**Aim**
Search the data for the string "filled" and extract every line where it appears.

**Extracted data**
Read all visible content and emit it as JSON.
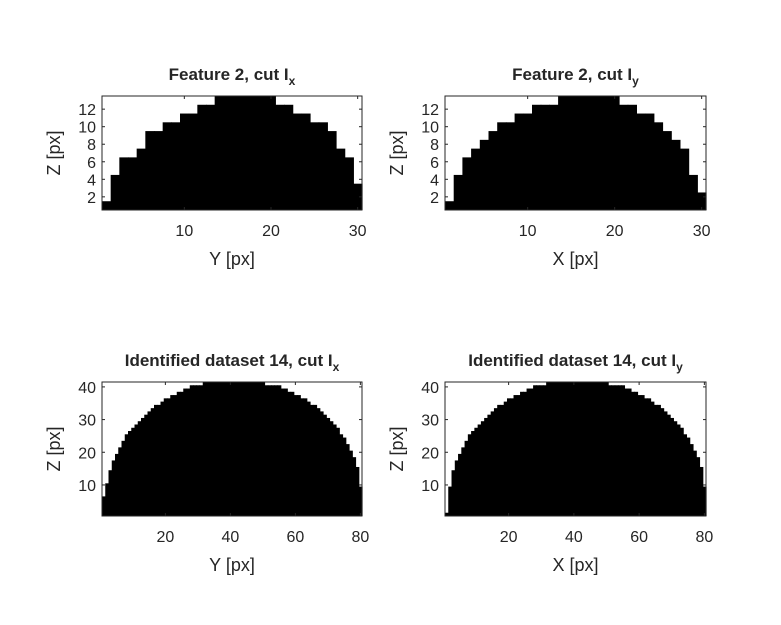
{
  "figure": {
    "background": "#ffffff",
    "foreground": "#000000",
    "axis_color": "#262626"
  },
  "chart_data": [
    {
      "type": "heatmap",
      "title": "Feature 2, cut I",
      "title_subscript": "x",
      "xlabel": "Y [px]",
      "ylabel": "Z [px]",
      "xlim": [
        0.5,
        30.5
      ],
      "ylim": [
        0.5,
        13.5
      ],
      "xticks": [
        10,
        20,
        30
      ],
      "yticks": [
        2,
        4,
        6,
        8,
        10,
        12
      ],
      "x": [
        1,
        2,
        3,
        4,
        5,
        6,
        7,
        8,
        9,
        10,
        11,
        12,
        13,
        14,
        15,
        16,
        17,
        18,
        19,
        20,
        21,
        22,
        23,
        24,
        25,
        26,
        27,
        28,
        29,
        30
      ],
      "column_heights": [
        1,
        4,
        6,
        6,
        7,
        9,
        9,
        10,
        10,
        11,
        11,
        12,
        12,
        13,
        13,
        13,
        13,
        13,
        13,
        13,
        12,
        12,
        11,
        11,
        10,
        10,
        9,
        7,
        6,
        3
      ]
    },
    {
      "type": "heatmap",
      "title": "Feature 2, cut I",
      "title_subscript": "y",
      "xlabel": "X [px]",
      "ylabel": "Z [px]",
      "xlim": [
        0.5,
        30.5
      ],
      "ylim": [
        0.5,
        13.5
      ],
      "xticks": [
        10,
        20,
        30
      ],
      "yticks": [
        2,
        4,
        6,
        8,
        10,
        12
      ],
      "x": [
        1,
        2,
        3,
        4,
        5,
        6,
        7,
        8,
        9,
        10,
        11,
        12,
        13,
        14,
        15,
        16,
        17,
        18,
        19,
        20,
        21,
        22,
        23,
        24,
        25,
        26,
        27,
        28,
        29,
        30
      ],
      "column_heights": [
        1,
        4,
        6,
        7,
        8,
        9,
        10,
        10,
        11,
        11,
        12,
        12,
        12,
        13,
        13,
        13,
        13,
        13,
        13,
        13,
        12,
        12,
        11,
        11,
        10,
        9,
        8,
        7,
        4,
        2
      ]
    },
    {
      "type": "heatmap",
      "title": "Identified dataset 14, cut I",
      "title_subscript": "x",
      "xlabel": "Y [px]",
      "ylabel": "Z [px]",
      "xlim": [
        0.5,
        80.5
      ],
      "ylim": [
        0.5,
        41.5
      ],
      "xticks": [
        20,
        40,
        60,
        80
      ],
      "yticks": [
        10,
        20,
        30,
        40
      ],
      "x_start": 1,
      "column_heights": [
        6,
        10,
        14,
        17,
        19,
        21,
        23,
        25,
        26,
        27,
        28,
        29,
        30,
        31,
        32,
        33,
        34,
        34,
        35,
        36,
        36,
        37,
        37,
        38,
        38,
        39,
        39,
        40,
        40,
        40,
        40,
        41,
        41,
        41,
        41,
        41,
        41,
        41,
        41,
        41,
        41,
        41,
        41,
        41,
        41,
        41,
        41,
        41,
        41,
        41,
        40,
        40,
        40,
        40,
        40,
        39,
        39,
        38,
        38,
        37,
        37,
        36,
        36,
        35,
        34,
        34,
        33,
        32,
        31,
        30,
        29,
        28,
        27,
        25,
        24,
        22,
        20,
        18,
        15,
        9
      ]
    },
    {
      "type": "heatmap",
      "title": "Identified dataset 14, cut I",
      "title_subscript": "y",
      "xlabel": "X [px]",
      "ylabel": "Z [px]",
      "xlim": [
        0.5,
        80.5
      ],
      "ylim": [
        0.5,
        41.5
      ],
      "xticks": [
        20,
        40,
        60,
        80
      ],
      "yticks": [
        10,
        20,
        30,
        40
      ],
      "x_start": 1,
      "column_heights": [
        1,
        9,
        14,
        17,
        19,
        21,
        23,
        25,
        26,
        27,
        28,
        29,
        30,
        31,
        32,
        33,
        34,
        34,
        35,
        36,
        36,
        37,
        37,
        38,
        38,
        39,
        39,
        40,
        40,
        40,
        40,
        41,
        41,
        41,
        41,
        41,
        41,
        41,
        41,
        41,
        41,
        41,
        41,
        41,
        41,
        41,
        41,
        41,
        41,
        41,
        40,
        40,
        40,
        40,
        40,
        39,
        39,
        38,
        38,
        37,
        37,
        36,
        36,
        35,
        34,
        34,
        33,
        32,
        31,
        30,
        29,
        28,
        27,
        25,
        24,
        22,
        20,
        18,
        15,
        9
      ]
    }
  ]
}
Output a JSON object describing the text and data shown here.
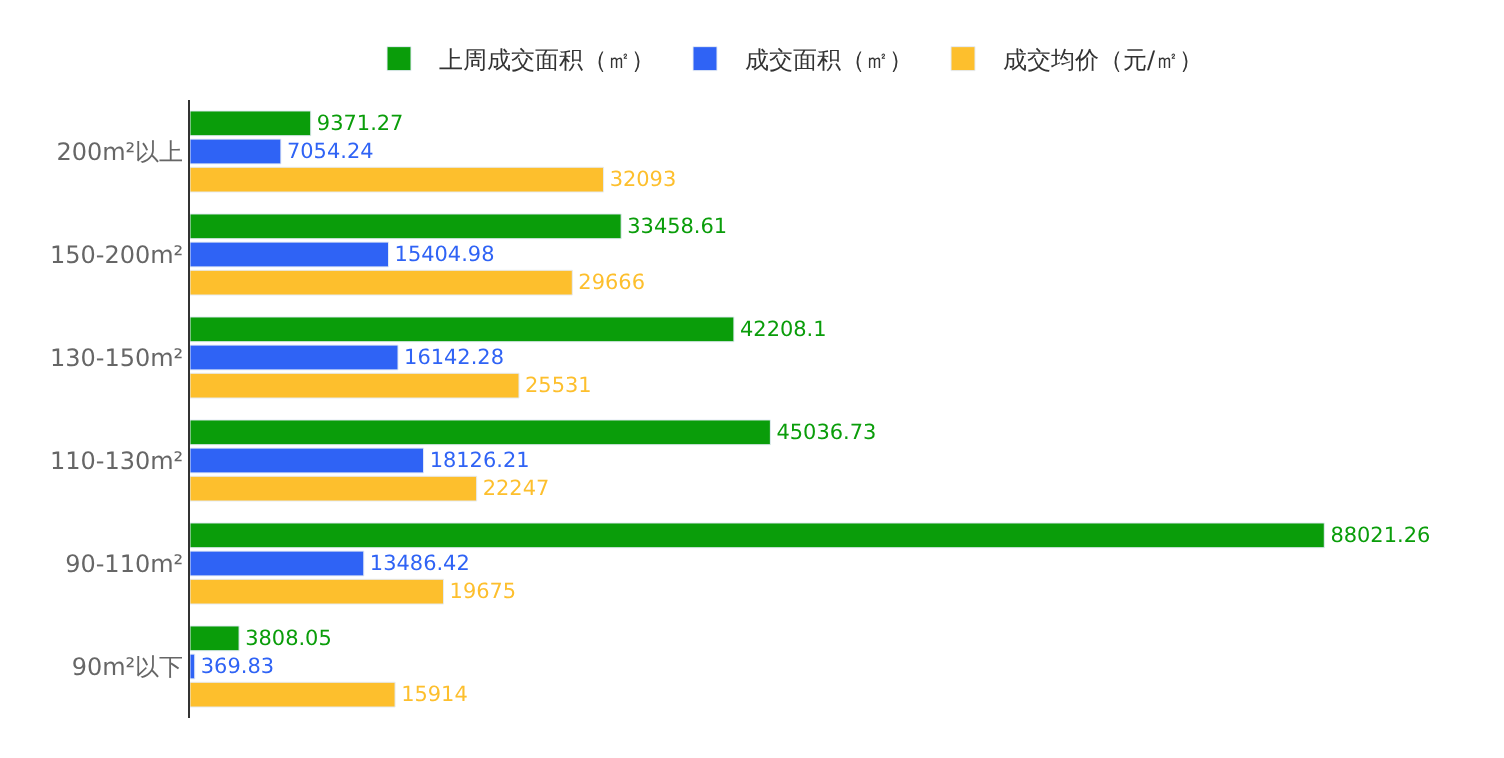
{
  "chart_data": {
    "type": "bar",
    "orientation": "horizontal",
    "categories": [
      "200m²以上",
      "150-200m²",
      "130-150m²",
      "110-130m²",
      "90-110m²",
      "90m²以下"
    ],
    "series": [
      {
        "name": "上周成交面积（㎡）",
        "color": "#0a9d0a",
        "values": [
          9371.27,
          33458.61,
          42208.1,
          45036.73,
          88021.26,
          3808.05
        ]
      },
      {
        "name": "成交面积（㎡）",
        "color": "#2f63f5",
        "values": [
          7054.24,
          15404.98,
          16142.28,
          18126.21,
          13486.42,
          369.83
        ]
      },
      {
        "name": "成交均价（元/㎡）",
        "color": "#fdbf2d",
        "values": [
          32093,
          29666,
          25531,
          22247,
          19675,
          15914
        ]
      }
    ],
    "data_labels": true,
    "legend": "top",
    "tick_labels": "y"
  }
}
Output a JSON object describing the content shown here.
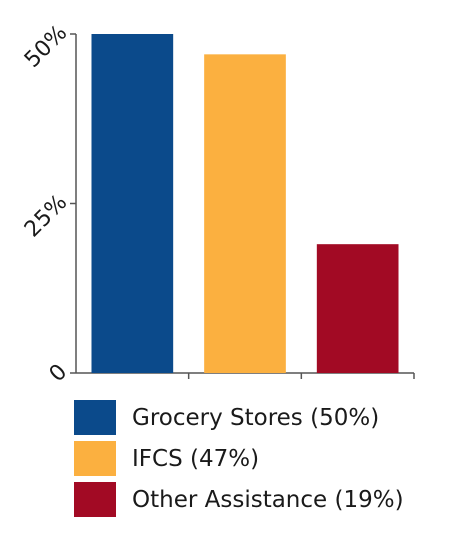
{
  "chart_data": {
    "type": "bar",
    "categories": [
      "Grocery Stores",
      "IFCS",
      "Other Assistance"
    ],
    "values": [
      50,
      47,
      19
    ],
    "colors": [
      "#0b4a8b",
      "#fbb040",
      "#a20a24"
    ],
    "ylim": [
      0,
      50
    ],
    "yticks": [
      {
        "value": 0,
        "label": "0"
      },
      {
        "value": 25,
        "label": "25%"
      },
      {
        "value": 50,
        "label": "50%"
      }
    ],
    "grid": false,
    "legend_position": "bottom"
  },
  "legend": [
    {
      "label": "Grocery Stores (50%)",
      "color": "#0b4a8b"
    },
    {
      "label": "IFCS (47%)",
      "color": "#fbb040"
    },
    {
      "label": "Other Assistance (19%)",
      "color": "#a20a24"
    }
  ]
}
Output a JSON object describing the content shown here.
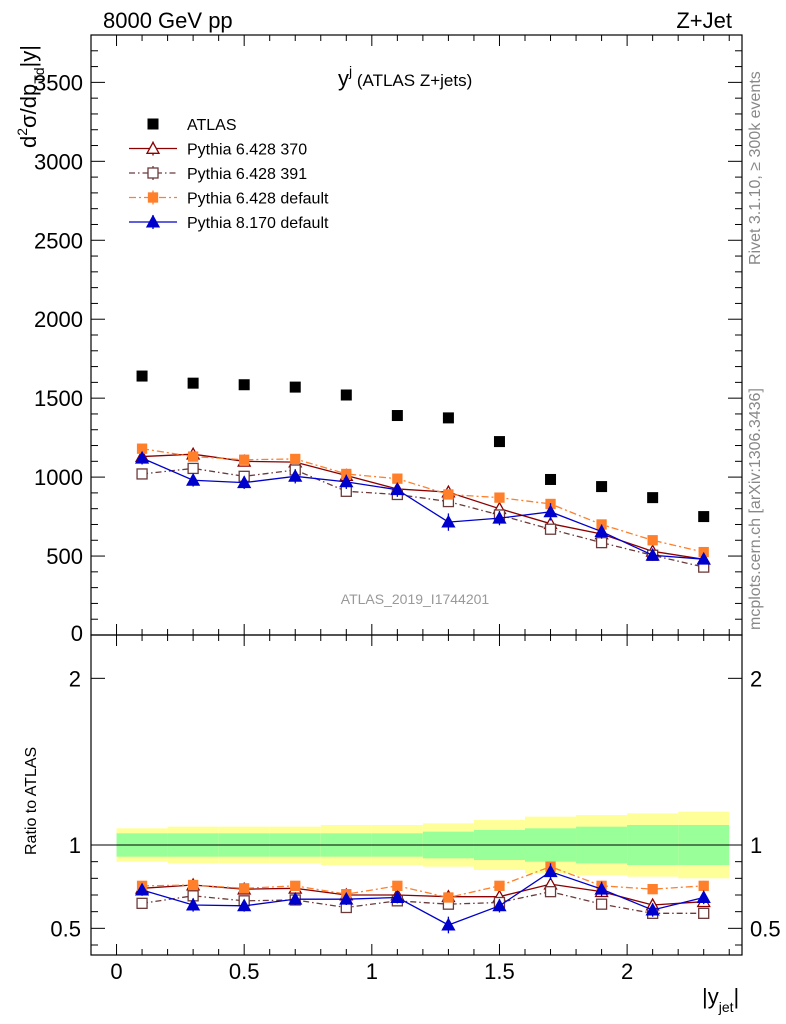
{
  "header": {
    "left": "8000 GeV pp",
    "right": "Z+Jet"
  },
  "side_labels": {
    "rivet": "Rivet 3.1.10, ≥ 300k events",
    "mcplots": "mcplots.cern.ch [arXiv:1306.3436]"
  },
  "chart_data": {
    "type": "scatter",
    "title": "y^j (ATLAS Z+jets)",
    "title_main": "y",
    "title_sup": "j",
    "title_rest": " (ATLAS Z+jets)",
    "analysis_tag": "ATLAS_2019_I1744201",
    "xlabel": "|y_jet|",
    "xlabel_main": "|y",
    "xlabel_sub": "jet",
    "xlabel_end": "|",
    "ylabel": "d²σ/dp_Td|y|",
    "ratio_ylabel": "Ratio to ATLAS",
    "xlim": [
      -0.1,
      2.45
    ],
    "ylim": [
      0,
      3800
    ],
    "ratio_ylim": [
      0.34,
      2.26
    ],
    "x_ticks": [
      "0",
      "0.5",
      "1",
      "1.5",
      "2"
    ],
    "y_ticks": [
      "0",
      "500",
      "1000",
      "1500",
      "2000",
      "2500",
      "3000",
      "3500"
    ],
    "ratio_ticks": [
      "0.5",
      "1",
      "2"
    ],
    "legend_position": "top-left",
    "x": [
      0.1,
      0.3,
      0.5,
      0.7,
      0.9,
      1.1,
      1.3,
      1.5,
      1.7,
      1.9,
      2.1,
      2.3
    ],
    "bin_edges": [
      0.0,
      0.2,
      0.4,
      0.6,
      0.8,
      1.0,
      1.2,
      1.4,
      1.6,
      1.8,
      2.0,
      2.2,
      2.4
    ],
    "data": {
      "name": "ATLAS",
      "values": [
        1640,
        1595,
        1585,
        1570,
        1520,
        1390,
        1375,
        1225,
        985,
        940,
        870,
        750
      ],
      "band_inner": [
        0.07,
        0.07,
        0.07,
        0.07,
        0.07,
        0.07,
        0.08,
        0.09,
        0.1,
        0.11,
        0.12,
        0.12
      ],
      "band_outer": [
        0.1,
        0.11,
        0.11,
        0.11,
        0.12,
        0.12,
        0.13,
        0.15,
        0.17,
        0.18,
        0.19,
        0.2
      ]
    },
    "series": [
      {
        "name": "Pythia 6.428 370",
        "color": "#8b0000",
        "marker": "triangle-open",
        "dash": "",
        "values": [
          1130,
          1145,
          1100,
          1095,
          1010,
          925,
          905,
          800,
          705,
          640,
          530,
          480
        ],
        "errors": [
          20,
          20,
          20,
          20,
          20,
          20,
          20,
          20,
          20,
          20,
          20,
          20
        ],
        "ratio": [
          0.74,
          0.76,
          0.735,
          0.74,
          0.7,
          0.7,
          0.69,
          0.69,
          0.765,
          0.72,
          0.64,
          0.66
        ],
        "ratio_err": [
          0.02,
          0.02,
          0.02,
          0.02,
          0.02,
          0.02,
          0.02,
          0.02,
          0.03,
          0.03,
          0.03,
          0.03
        ]
      },
      {
        "name": "Pythia 6.428 391",
        "color": "#6b3a3a",
        "marker": "square-open",
        "dash": "6,3,1.5,3",
        "values": [
          1020,
          1055,
          1005,
          1045,
          910,
          890,
          845,
          760,
          670,
          585,
          505,
          430
        ],
        "errors": [
          20,
          20,
          20,
          20,
          20,
          20,
          20,
          20,
          20,
          20,
          20,
          20
        ],
        "ratio": [
          0.65,
          0.695,
          0.665,
          0.67,
          0.625,
          0.665,
          0.645,
          0.655,
          0.72,
          0.645,
          0.59,
          0.59
        ],
        "ratio_err": [
          0.02,
          0.02,
          0.02,
          0.02,
          0.02,
          0.02,
          0.02,
          0.02,
          0.03,
          0.03,
          0.03,
          0.03
        ]
      },
      {
        "name": "Pythia 6.428 default",
        "color": "#ff7f2a",
        "marker": "square-filled",
        "dash": "7,3,2,3",
        "values": [
          1180,
          1130,
          1110,
          1115,
          1020,
          990,
          890,
          870,
          830,
          700,
          600,
          525
        ],
        "errors": [
          20,
          20,
          20,
          20,
          20,
          20,
          20,
          20,
          20,
          20,
          20,
          20
        ],
        "ratio": [
          0.755,
          0.76,
          0.74,
          0.755,
          0.705,
          0.755,
          0.685,
          0.755,
          0.87,
          0.755,
          0.735,
          0.755
        ],
        "ratio_err": [
          0.02,
          0.02,
          0.02,
          0.02,
          0.02,
          0.02,
          0.02,
          0.02,
          0.03,
          0.03,
          0.03,
          0.03
        ]
      },
      {
        "name": "Pythia 8.170 default",
        "color": "#0000cc",
        "marker": "triangle-filled",
        "dash": "",
        "values": [
          1120,
          980,
          965,
          1005,
          970,
          920,
          715,
          740,
          780,
          655,
          505,
          480
        ],
        "errors": [
          40,
          40,
          40,
          45,
          45,
          45,
          55,
          45,
          55,
          45,
          35,
          30
        ],
        "ratio": [
          0.73,
          0.64,
          0.635,
          0.675,
          0.675,
          0.685,
          0.52,
          0.635,
          0.84,
          0.735,
          0.61,
          0.685
        ],
        "ratio_err": [
          0.035,
          0.04,
          0.035,
          0.035,
          0.035,
          0.035,
          0.05,
          0.04,
          0.05,
          0.045,
          0.04,
          0.04
        ]
      }
    ]
  },
  "colors": {
    "band_inner": "#99ff99",
    "band_outer": "#ffff99",
    "data_marker": "#000000",
    "tag_text": "#999999"
  }
}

**The solution**
        "marker": "square-filled",
        "marker": "triangle-filled",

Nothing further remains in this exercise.